MATERIAL SUPPLIED START

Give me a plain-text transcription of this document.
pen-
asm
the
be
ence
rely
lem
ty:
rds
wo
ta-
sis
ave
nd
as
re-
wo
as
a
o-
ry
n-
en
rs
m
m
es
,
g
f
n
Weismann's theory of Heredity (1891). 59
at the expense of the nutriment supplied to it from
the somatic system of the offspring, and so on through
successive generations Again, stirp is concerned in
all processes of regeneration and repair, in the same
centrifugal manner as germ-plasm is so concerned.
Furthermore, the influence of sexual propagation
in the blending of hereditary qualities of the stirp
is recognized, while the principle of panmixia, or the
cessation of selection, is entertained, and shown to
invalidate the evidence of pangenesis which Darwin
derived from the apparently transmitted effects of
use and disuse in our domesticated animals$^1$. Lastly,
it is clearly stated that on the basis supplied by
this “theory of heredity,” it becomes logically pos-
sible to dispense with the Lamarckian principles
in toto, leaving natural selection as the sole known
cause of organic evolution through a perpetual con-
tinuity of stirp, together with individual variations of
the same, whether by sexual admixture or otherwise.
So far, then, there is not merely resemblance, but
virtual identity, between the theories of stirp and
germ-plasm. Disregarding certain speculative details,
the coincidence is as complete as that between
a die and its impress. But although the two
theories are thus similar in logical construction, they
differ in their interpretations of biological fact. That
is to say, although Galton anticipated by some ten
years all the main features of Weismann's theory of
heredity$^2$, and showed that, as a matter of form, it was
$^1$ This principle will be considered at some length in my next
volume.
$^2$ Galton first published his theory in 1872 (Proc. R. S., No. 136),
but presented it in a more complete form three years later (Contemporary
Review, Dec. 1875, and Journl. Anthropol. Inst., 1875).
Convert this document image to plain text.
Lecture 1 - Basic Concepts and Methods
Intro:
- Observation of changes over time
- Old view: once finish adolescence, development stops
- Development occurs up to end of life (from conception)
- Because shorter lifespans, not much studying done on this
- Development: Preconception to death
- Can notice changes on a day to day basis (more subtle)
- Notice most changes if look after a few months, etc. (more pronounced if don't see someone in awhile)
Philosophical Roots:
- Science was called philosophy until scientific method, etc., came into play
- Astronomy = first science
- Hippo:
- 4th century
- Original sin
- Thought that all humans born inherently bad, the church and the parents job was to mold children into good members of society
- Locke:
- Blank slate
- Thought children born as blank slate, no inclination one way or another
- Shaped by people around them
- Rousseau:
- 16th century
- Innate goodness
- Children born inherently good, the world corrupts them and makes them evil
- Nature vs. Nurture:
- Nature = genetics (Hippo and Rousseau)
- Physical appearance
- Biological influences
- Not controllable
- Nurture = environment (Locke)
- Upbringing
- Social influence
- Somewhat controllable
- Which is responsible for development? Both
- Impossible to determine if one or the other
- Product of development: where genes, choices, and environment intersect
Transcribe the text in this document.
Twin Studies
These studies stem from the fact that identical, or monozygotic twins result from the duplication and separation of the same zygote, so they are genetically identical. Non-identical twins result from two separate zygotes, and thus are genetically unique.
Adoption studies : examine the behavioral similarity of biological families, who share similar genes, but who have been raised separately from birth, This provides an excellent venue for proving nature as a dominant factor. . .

MATERIAL SUPPLIED END

[DIRECTIONS] Would you copy the whole listing exactly?

[RESPONSE BOX]
Give me a plain-text transcription of this document.
pen-
asm
the
be
ence
rely
lem
ty:
rds
wo
ta-
sis
ave
nd
as
re-
wo
as
a
o-
ry
n-
en
rs
m
m
es
,
g
f
n
Weismann's theory of Heredity (1891). 59
at the expense of the nutriment supplied to it from
the somatic system of the offspring, and so on through
successive generations Again, stirp is concerned in
all processes of regeneration and repair, in the same
centrifugal manner as germ-plasm is so concerned.
Furthermore, the influence of sexual propagation
in the blending of hereditary qualities of the stirp
is recognized, while the principle of panmixia, or the
cessation of selection, is entertained, and shown to
invalidate the evidence of pangenesis which Darwin
derived from the apparently transmitted effects of
use and disuse in our domesticated animals$^1$. Lastly,
it is clearly stated that on the basis supplied by
this “theory of heredity,” it becomes logically pos-
sible to dispense with the Lamarckian principles
in toto, leaving natural selection as the sole known
cause of organic evolution through a perpetual con-
tinuity of stirp, together with individual variations of
the same, whether by sexual admixture or otherwise.
So far, then, there is not merely resemblance, but
virtual identity, between the theories of stirp and
germ-plasm. Disregarding certain speculative details,
the coincidence is as complete as that between
a die and its impress. But although the two
theories are thus similar in logical construction, they
differ in their interpretations of biological fact. That
is to say, although Galton anticipated by some ten
years all the main features of Weismann's theory of
heredity$^2$, and showed that, as a matter of form, it was
$^1$ This principle will be considered at some length in my next
volume.
$^2$ Galton first published his theory in 1872 (Proc. R. S., No. 136),
but presented it in a more complete form three years later (Contemporary
Review, Dec. 1875, and Journl. Anthropol. Inst., 1875).
Convert this document image to plain text.
Lecture 1 - Basic Concepts and Methods
Intro:
- Observation of changes over time
- Old view: once finish adolescence, development stops
- Development occurs up to end of life (from conception)
- Because shorter lifespans, not much studying done on this
- Development: Preconception to death
- Can notice changes on a day to day basis (more subtle)
- Notice most changes if look after a few months, etc. (more pronounced if don't see someone in awhile)
Philosophical Roots:
- Science was called philosophy until scientific method, etc., came into play
- Astronomy = first science
- Hippo:
- 4th century
- Original sin
- Thought that all humans born inherently bad, the church and the parents job was to mold children into good members of society
- Locke:
- Blank slate
- Thought children born as blank slate, no inclination one way or another
- Shaped by people around them
- Rousseau:
- 16th century
- Innate goodness
- Children born inherently good, the world corrupts them and makes them evil
- Nature vs. Nurture:
- Nature = genetics (Hippo and Rousseau)
- Physical appearance
- Biological influences
- Not controllable
- Nurture = environment (Locke)
- Upbringing
- Social influence
- Somewhat controllable
- Which is responsible for development? Both
- Impossible to determine if one or the other
- Product of development: where genes, choices, and environment intersect
Transcribe the text in this document.
Twin Studies
These studies stem from the fact that identical, or monozygotic twins result from the duplication and separation of the same zygote, so they are genetically identical. Non-identical twins result from two separate zygotes, and thus are genetically unique.
Adoption studies : examine the behavioral similarity of biological families, who share similar genes, but who have been raised separately from birth, This provides an excellent venue for proving nature as a dominant factor. . .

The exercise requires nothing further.